### Brief
Copy every line of the records below that holds the word "Number".

### Provided entries
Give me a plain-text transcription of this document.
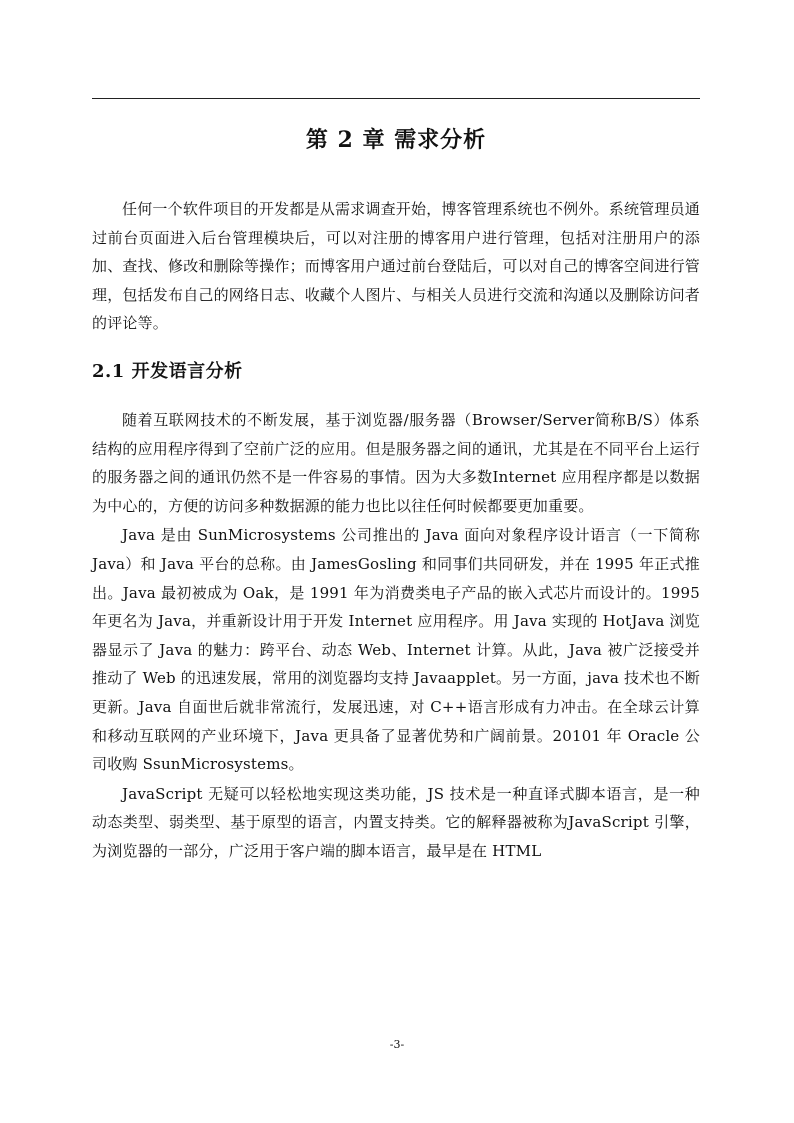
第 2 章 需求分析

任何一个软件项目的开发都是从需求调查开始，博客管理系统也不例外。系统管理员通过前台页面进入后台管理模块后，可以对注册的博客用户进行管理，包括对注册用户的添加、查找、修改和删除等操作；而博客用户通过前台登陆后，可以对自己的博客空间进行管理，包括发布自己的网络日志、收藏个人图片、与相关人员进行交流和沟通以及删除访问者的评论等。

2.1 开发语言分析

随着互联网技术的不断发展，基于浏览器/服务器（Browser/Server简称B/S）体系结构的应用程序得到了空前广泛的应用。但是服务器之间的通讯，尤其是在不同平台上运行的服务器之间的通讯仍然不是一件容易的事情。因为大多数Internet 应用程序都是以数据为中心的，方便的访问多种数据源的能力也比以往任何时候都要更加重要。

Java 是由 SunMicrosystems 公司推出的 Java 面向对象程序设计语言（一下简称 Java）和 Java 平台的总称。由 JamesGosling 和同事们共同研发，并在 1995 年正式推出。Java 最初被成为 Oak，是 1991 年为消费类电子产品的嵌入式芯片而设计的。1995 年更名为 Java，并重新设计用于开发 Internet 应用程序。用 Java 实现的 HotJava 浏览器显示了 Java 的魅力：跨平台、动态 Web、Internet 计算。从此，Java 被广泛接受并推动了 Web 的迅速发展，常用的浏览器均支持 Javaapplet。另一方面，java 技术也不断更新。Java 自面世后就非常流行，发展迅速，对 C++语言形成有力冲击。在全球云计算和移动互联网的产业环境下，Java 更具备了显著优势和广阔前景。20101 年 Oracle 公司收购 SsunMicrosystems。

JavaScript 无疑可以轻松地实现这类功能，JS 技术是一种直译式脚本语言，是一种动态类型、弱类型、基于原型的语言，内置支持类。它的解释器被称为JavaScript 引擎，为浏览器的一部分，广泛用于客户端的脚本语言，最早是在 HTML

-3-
* * *
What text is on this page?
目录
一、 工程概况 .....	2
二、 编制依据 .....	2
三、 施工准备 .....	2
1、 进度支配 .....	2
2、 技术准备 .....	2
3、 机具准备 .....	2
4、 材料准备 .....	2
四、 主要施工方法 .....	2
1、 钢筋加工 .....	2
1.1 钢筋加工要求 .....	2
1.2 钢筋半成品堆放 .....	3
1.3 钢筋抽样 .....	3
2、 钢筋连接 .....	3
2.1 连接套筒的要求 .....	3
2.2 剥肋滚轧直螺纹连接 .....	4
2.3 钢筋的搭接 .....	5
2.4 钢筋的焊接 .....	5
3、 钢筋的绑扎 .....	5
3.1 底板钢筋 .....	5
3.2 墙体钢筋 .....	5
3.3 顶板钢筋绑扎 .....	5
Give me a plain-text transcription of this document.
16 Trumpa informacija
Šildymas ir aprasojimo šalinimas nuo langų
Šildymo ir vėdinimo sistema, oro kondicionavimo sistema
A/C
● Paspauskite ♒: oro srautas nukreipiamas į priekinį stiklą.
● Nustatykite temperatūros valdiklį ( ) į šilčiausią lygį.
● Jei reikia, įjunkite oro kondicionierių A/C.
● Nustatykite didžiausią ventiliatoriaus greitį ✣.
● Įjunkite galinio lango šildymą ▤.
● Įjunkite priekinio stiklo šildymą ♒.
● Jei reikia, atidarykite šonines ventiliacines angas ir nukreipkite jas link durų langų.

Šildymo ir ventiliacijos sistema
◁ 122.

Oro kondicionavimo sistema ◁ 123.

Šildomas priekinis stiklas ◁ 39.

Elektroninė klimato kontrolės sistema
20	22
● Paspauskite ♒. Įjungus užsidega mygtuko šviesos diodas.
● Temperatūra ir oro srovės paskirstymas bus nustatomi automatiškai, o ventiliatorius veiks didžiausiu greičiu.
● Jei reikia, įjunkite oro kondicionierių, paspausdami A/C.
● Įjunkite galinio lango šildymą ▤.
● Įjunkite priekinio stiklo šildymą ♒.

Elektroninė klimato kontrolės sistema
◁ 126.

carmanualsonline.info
...
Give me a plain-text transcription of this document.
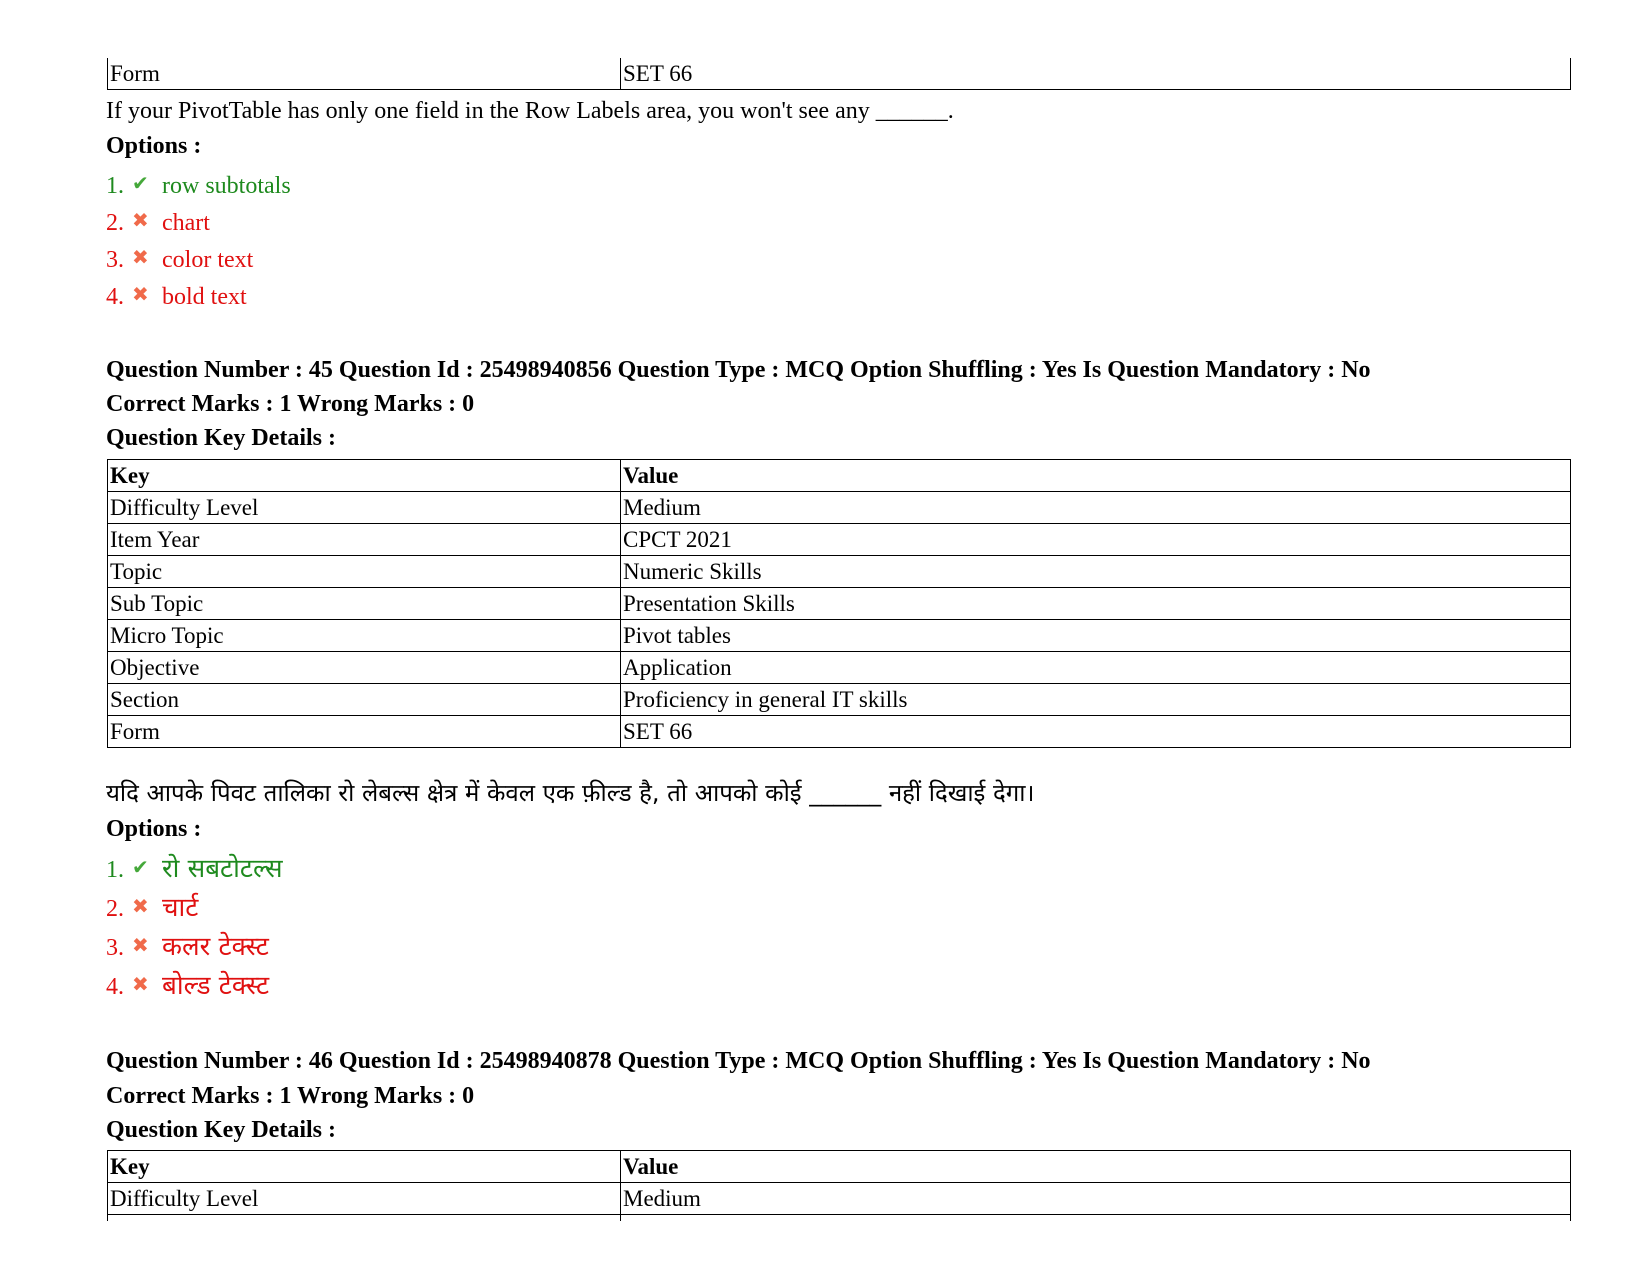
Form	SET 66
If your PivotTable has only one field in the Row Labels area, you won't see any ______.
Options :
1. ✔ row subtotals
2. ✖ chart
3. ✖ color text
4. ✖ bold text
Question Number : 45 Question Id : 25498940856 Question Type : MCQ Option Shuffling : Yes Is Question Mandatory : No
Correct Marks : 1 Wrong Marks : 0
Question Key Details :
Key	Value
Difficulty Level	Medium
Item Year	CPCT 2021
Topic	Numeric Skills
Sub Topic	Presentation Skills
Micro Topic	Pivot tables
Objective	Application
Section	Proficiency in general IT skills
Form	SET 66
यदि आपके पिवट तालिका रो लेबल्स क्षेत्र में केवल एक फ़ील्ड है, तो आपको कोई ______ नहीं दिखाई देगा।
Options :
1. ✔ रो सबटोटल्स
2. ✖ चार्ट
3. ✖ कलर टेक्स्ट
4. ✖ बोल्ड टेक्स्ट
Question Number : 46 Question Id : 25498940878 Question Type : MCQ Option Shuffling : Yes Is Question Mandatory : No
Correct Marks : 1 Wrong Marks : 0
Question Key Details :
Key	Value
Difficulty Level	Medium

### Task output
Question Number : 45 Question Id : 25498940856 Question Type : MCQ Option Shuffling : Yes Is Question Mandatory : No
Question Number : 46 Question Id : 25498940878 Question Type : MCQ Option Shuffling : Yes Is Question Mandatory : No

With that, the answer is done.